[RECORD EXTRACTS]
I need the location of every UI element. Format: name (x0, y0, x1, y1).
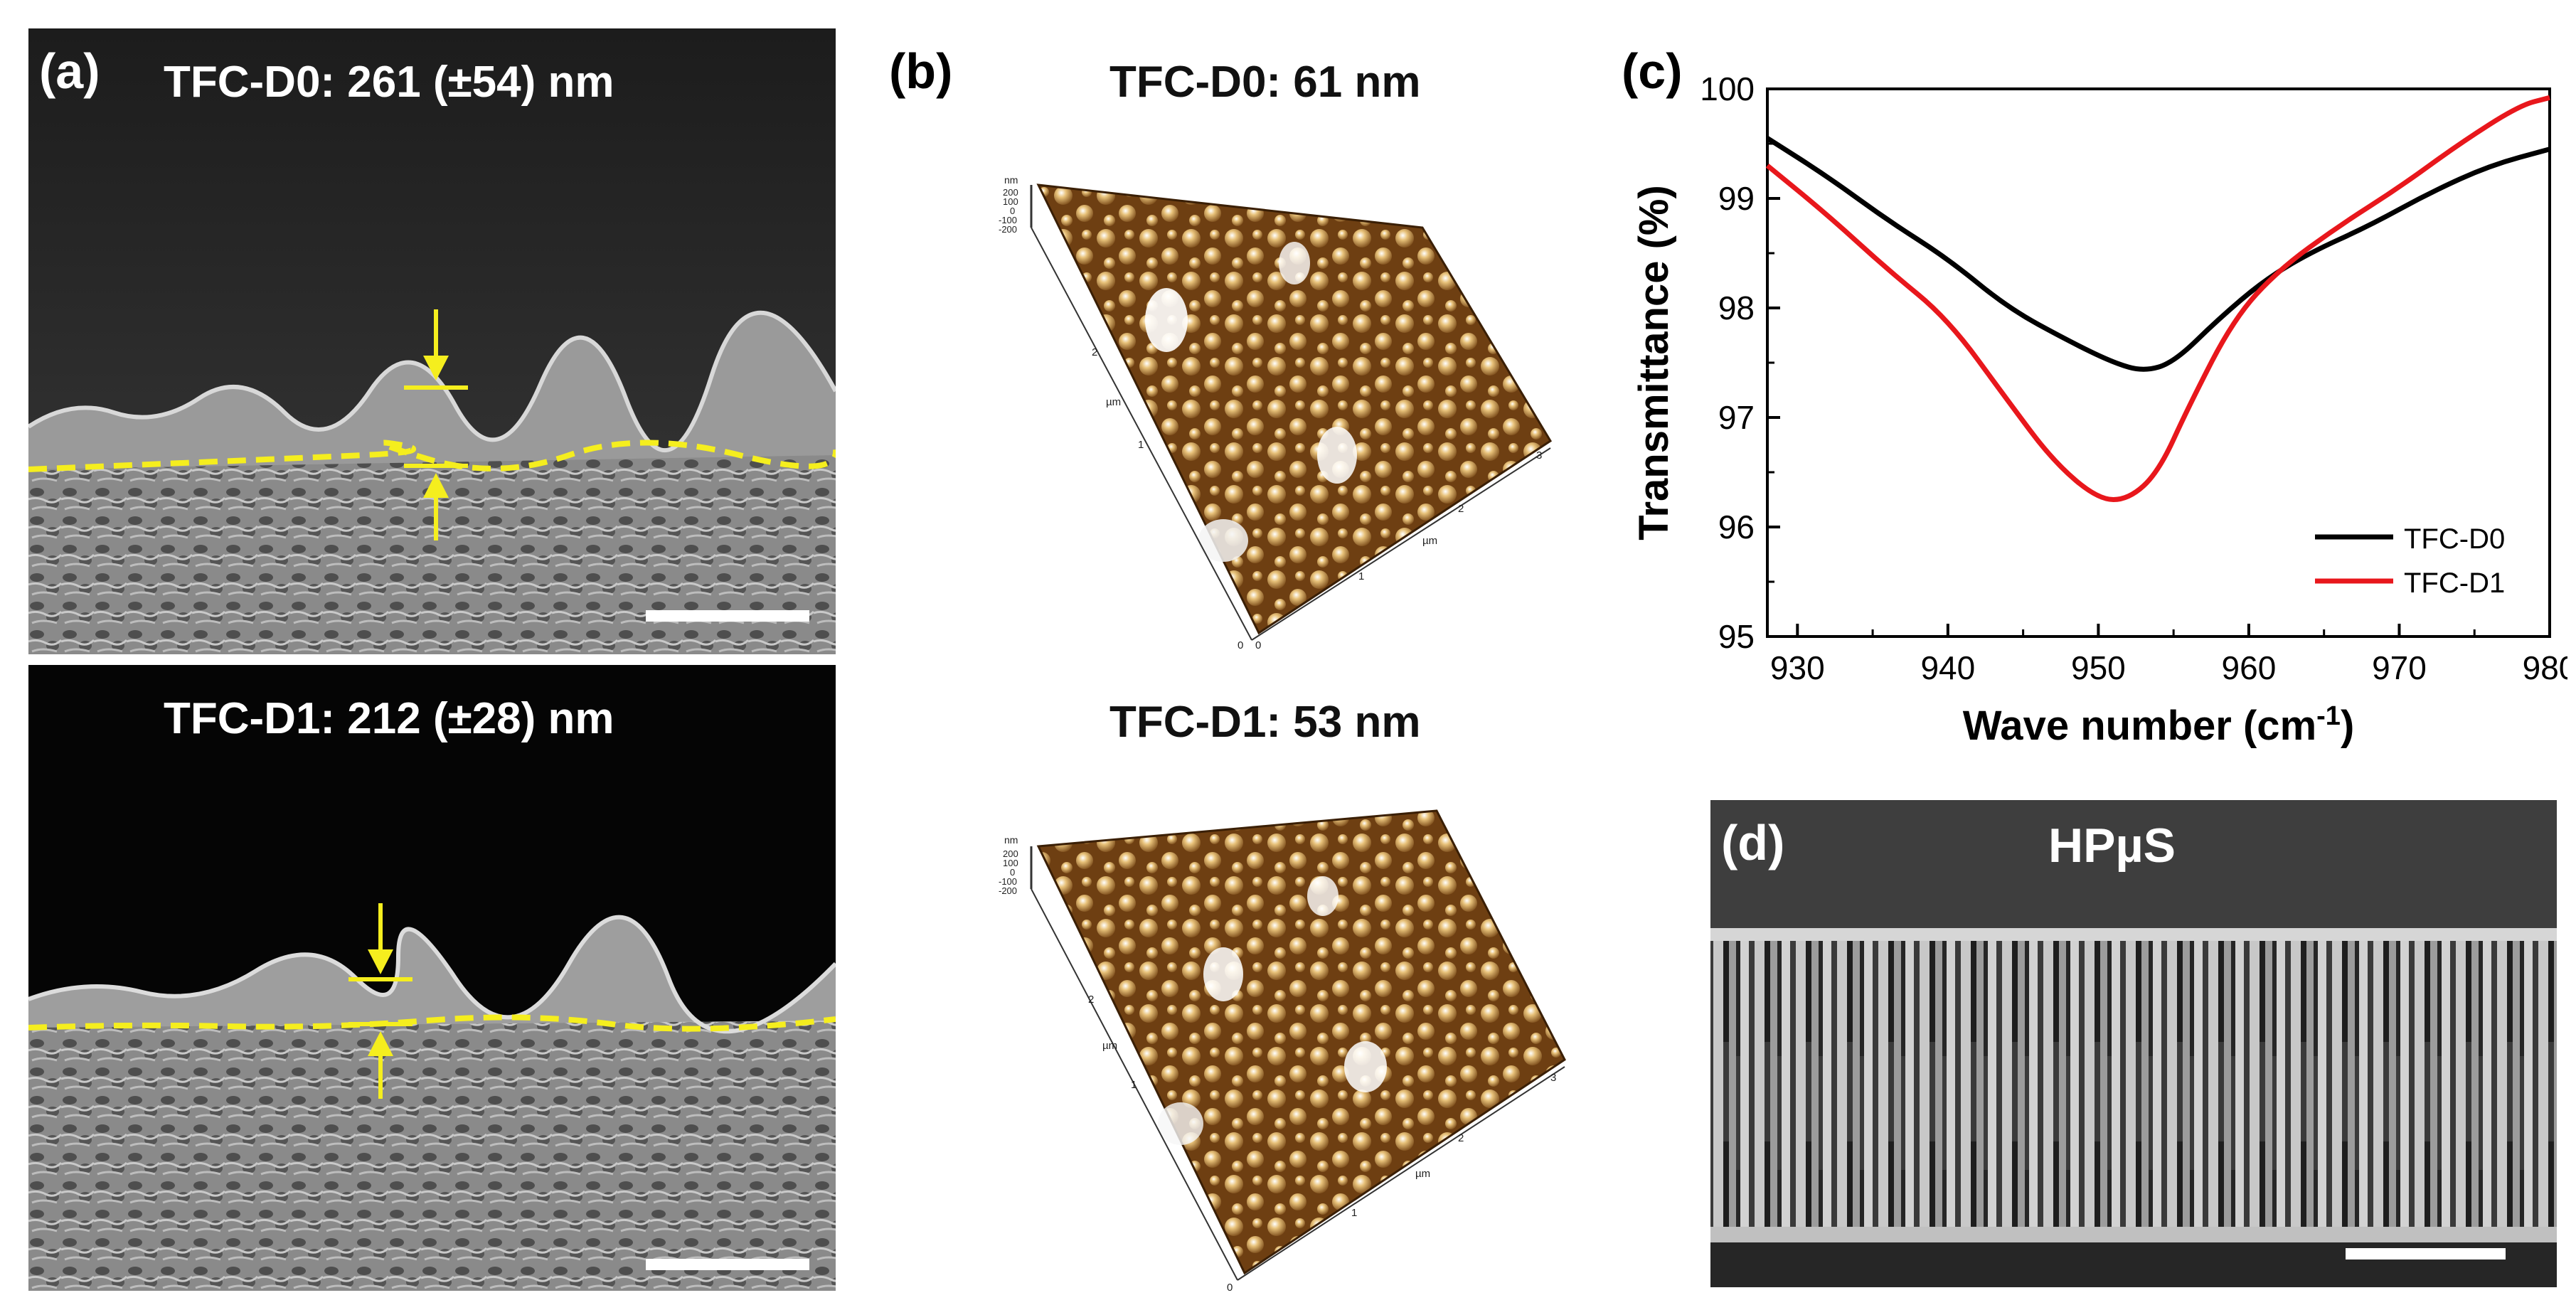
y-tick-label-99: 99 (1718, 180, 1755, 217)
x-axis-label: Wave number (cm-1) (1963, 701, 2355, 749)
svg-text:-200: -200 (999, 224, 1017, 235)
panel-label-c: (c) (1622, 43, 1683, 99)
svg-text:100: 100 (1003, 196, 1018, 207)
svg-text:µm: µm (1422, 535, 1437, 547)
svg-text:1: 1 (1358, 570, 1364, 582)
panel-label-a: (a) (39, 43, 100, 99)
svg-text:µm: µm (1415, 1168, 1430, 1180)
afm-axis-unit: nm (1004, 174, 1018, 186)
svg-text:3: 3 (1536, 449, 1542, 462)
svg-text:1: 1 (1351, 1207, 1357, 1219)
sem-title-hpus: HPµS (2048, 819, 2176, 873)
afm-title-tfc-d0: TFC-D0: 61 nm (1109, 58, 1421, 107)
x-tick-label-950: 950 (2071, 649, 2126, 686)
svg-text:0: 0 (1255, 639, 1261, 651)
afm-axis-unit: nm (1004, 834, 1018, 846)
y-tick-label-96: 96 (1718, 508, 1755, 545)
x-tick-label-930: 930 (1770, 649, 1825, 686)
series-line-tfc-d0 (1766, 136, 2550, 372)
svg-text:µm: µm (1102, 1040, 1117, 1052)
x-tick-label-960: 960 (2222, 649, 2277, 686)
x-tick-label-940: 940 (1920, 649, 1975, 686)
sem-image-tfc-d0 (28, 28, 836, 654)
svg-text:-100: -100 (999, 876, 1017, 887)
svg-text:0: 0 (1227, 1282, 1233, 1294)
y-tick-label-97: 97 (1718, 399, 1755, 436)
series-line-tfc-d1 (1765, 95, 2553, 502)
sem-texture-hpus (1710, 800, 2557, 1287)
legend-label-tfc-d0: TFC-D0 (2404, 523, 2505, 555)
panel-label-d: (d) (1721, 815, 1785, 870)
svg-text:2: 2 (1088, 994, 1094, 1006)
svg-text:100: 100 (1003, 858, 1018, 868)
svg-text:2: 2 (1458, 503, 1464, 515)
afm-surface-tfc-d0: nm 200 100 0 -100 -200 0 0 1 2 µm 1 µm 2… (999, 174, 1553, 651)
x-tick-label-970: 970 (2372, 649, 2427, 686)
scale-bar (2346, 1248, 2506, 1260)
sem-texture-bottom (28, 665, 836, 1291)
x-tick-label-980: 980 (2523, 649, 2567, 686)
sem-image-hpus (1710, 800, 2557, 1287)
afm-title-tfc-d1: TFC-D1: 53 nm (1109, 698, 1421, 747)
svg-text:200: 200 (1003, 848, 1018, 859)
svg-text:-100: -100 (999, 215, 1017, 225)
y-tick-label-100: 100 (1700, 70, 1755, 107)
svg-text:0: 0 (1010, 206, 1015, 216)
transmittance-chart: 930 940 950 960 970 980 95 96 97 98 99 100 Wave numb… (1622, 43, 2576, 768)
svg-text:µm: µm (1106, 396, 1121, 408)
sem-image-tfc-d1 (28, 665, 836, 1291)
y-tick-label-98: 98 (1718, 289, 1755, 326)
sem-title-tfc-d0: TFC-D0: 261 (±54) nm (164, 58, 614, 107)
y-tick-label-95: 95 (1718, 618, 1755, 655)
panel-label-b: (b) (889, 43, 953, 99)
svg-text:1: 1 (1138, 439, 1144, 451)
svg-text:0: 0 (1238, 639, 1243, 651)
svg-text:200: 200 (1003, 187, 1018, 198)
legend-label-tfc-d1: TFC-D1 (2404, 568, 2505, 599)
svg-text:2: 2 (1092, 346, 1097, 358)
chart-svg: 930 940 950 960 970 980 95 96 97 98 99 100 Wave numb… (1631, 70, 2576, 749)
y-axis-label: Transmittance (%) (1631, 185, 1677, 540)
svg-text:-200: -200 (999, 885, 1017, 896)
svg-text:1: 1 (1131, 1079, 1137, 1091)
svg-text:3: 3 (1550, 1072, 1556, 1084)
svg-text:2: 2 (1458, 1132, 1464, 1144)
svg-text:0: 0 (1010, 867, 1015, 878)
sem-title-tfc-d1: TFC-D1: 212 (±28) nm (164, 694, 614, 743)
sem-texture-top (28, 28, 836, 654)
scale-bar (646, 610, 809, 622)
scale-bar (646, 1259, 809, 1270)
afm-surface-tfc-d1: nm 200 100 0 -100 -200 0 1 2 µm 1 µm 2 3 (999, 809, 1566, 1294)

[STATED GOAL] Can you retype all of the rows above word for word, leaving out the picture?

[ANSWER]
I need the location of every UI element. Format: name (x0, y0, x1, y1).
y-tick-label-99: 99 (1718, 180, 1755, 217)
x-axis-label: Wave number (cm-1) (1963, 701, 2355, 749)
svg-text:-200: -200 (999, 224, 1017, 235)
panel-label-c: (c) (1622, 43, 1683, 99)
svg-text:100: 100 (1003, 196, 1018, 207)
svg-text:µm: µm (1422, 535, 1437, 547)
svg-text:1: 1 (1358, 570, 1364, 582)
panel-label-a: (a) (39, 43, 100, 99)
svg-text:µm: µm (1415, 1168, 1430, 1180)
afm-axis-unit: nm (1004, 174, 1018, 186)
svg-text:3: 3 (1536, 449, 1542, 462)
svg-text:1: 1 (1351, 1207, 1357, 1219)
sem-title-hpus: HPµS (2048, 819, 2176, 873)
afm-title-tfc-d0: TFC-D0: 61 nm (1109, 58, 1421, 107)
x-tick-label-950: 950 (2071, 649, 2126, 686)
svg-text:0: 0 (1255, 639, 1261, 651)
afm-axis-unit: nm (1004, 834, 1018, 846)
y-tick-label-96: 96 (1718, 508, 1755, 545)
x-tick-label-930: 930 (1770, 649, 1825, 686)
series-line-tfc-d0 (1766, 136, 2550, 372)
svg-text:µm: µm (1102, 1040, 1117, 1052)
x-tick-label-960: 960 (2222, 649, 2277, 686)
x-tick-label-940: 940 (1920, 649, 1975, 686)
sem-image-tfc-d0 (28, 28, 836, 654)
svg-text:-100: -100 (999, 876, 1017, 887)
svg-text:0: 0 (1227, 1282, 1233, 1294)
y-tick-label-97: 97 (1718, 399, 1755, 436)
series-line-tfc-d1 (1765, 95, 2553, 502)
sem-texture-hpus (1710, 800, 2557, 1287)
legend-label-tfc-d0: TFC-D0 (2404, 523, 2505, 555)
panel-label-d: (d) (1721, 815, 1785, 870)
svg-text:2: 2 (1088, 994, 1094, 1006)
svg-text:100: 100 (1003, 858, 1018, 868)
svg-text:2: 2 (1458, 503, 1464, 515)
afm-surface-tfc-d0: nm 200 100 0 -100 -200 0 0 1 2 µm 1 µm 2… (999, 174, 1553, 651)
x-tick-label-970: 970 (2372, 649, 2427, 686)
scale-bar (2346, 1248, 2506, 1260)
sem-texture-bottom (28, 665, 836, 1291)
x-tick-label-980: 980 (2523, 649, 2567, 686)
sem-image-hpus (1710, 800, 2557, 1287)
afm-title-tfc-d1: TFC-D1: 53 nm (1109, 698, 1421, 747)
svg-text:200: 200 (1003, 848, 1018, 859)
svg-text:-100: -100 (999, 215, 1017, 225)
y-tick-label-100: 100 (1700, 70, 1755, 107)
svg-text:0: 0 (1010, 206, 1015, 216)
transmittance-chart: 930 940 950 960 970 980 95 96 97 98 99 100 Wave numb… (1622, 43, 2576, 768)
svg-text:µm: µm (1106, 396, 1121, 408)
sem-image-tfc-d1 (28, 665, 836, 1291)
y-tick-label-98: 98 (1718, 289, 1755, 326)
sem-title-tfc-d0: TFC-D0: 261 (±54) nm (164, 58, 614, 107)
y-tick-label-95: 95 (1718, 618, 1755, 655)
panel-label-b: (b) (889, 43, 953, 99)
svg-text:1: 1 (1138, 439, 1144, 451)
svg-text:0: 0 (1238, 639, 1243, 651)
svg-text:200: 200 (1003, 187, 1018, 198)
legend-label-tfc-d1: TFC-D1 (2404, 568, 2505, 599)
svg-text:2: 2 (1092, 346, 1097, 358)
chart-svg: 930 940 950 960 970 980 95 96 97 98 99 100 Wave numb… (1631, 70, 2576, 749)
y-axis-label: Transmittance (%) (1631, 185, 1677, 540)
svg-text:-200: -200 (999, 885, 1017, 896)
svg-text:1: 1 (1131, 1079, 1137, 1091)
svg-text:3: 3 (1550, 1072, 1556, 1084)
svg-text:2: 2 (1458, 1132, 1464, 1144)
svg-text:0: 0 (1010, 867, 1015, 878)
sem-title-tfc-d1: TFC-D1: 212 (±28) nm (164, 694, 614, 743)
sem-texture-top (28, 28, 836, 654)
scale-bar (646, 610, 809, 622)
scale-bar (646, 1259, 809, 1270)
afm-surface-tfc-d1: nm 200 100 0 -100 -200 0 1 2 µm 1 µm 2 3 (999, 809, 1566, 1294)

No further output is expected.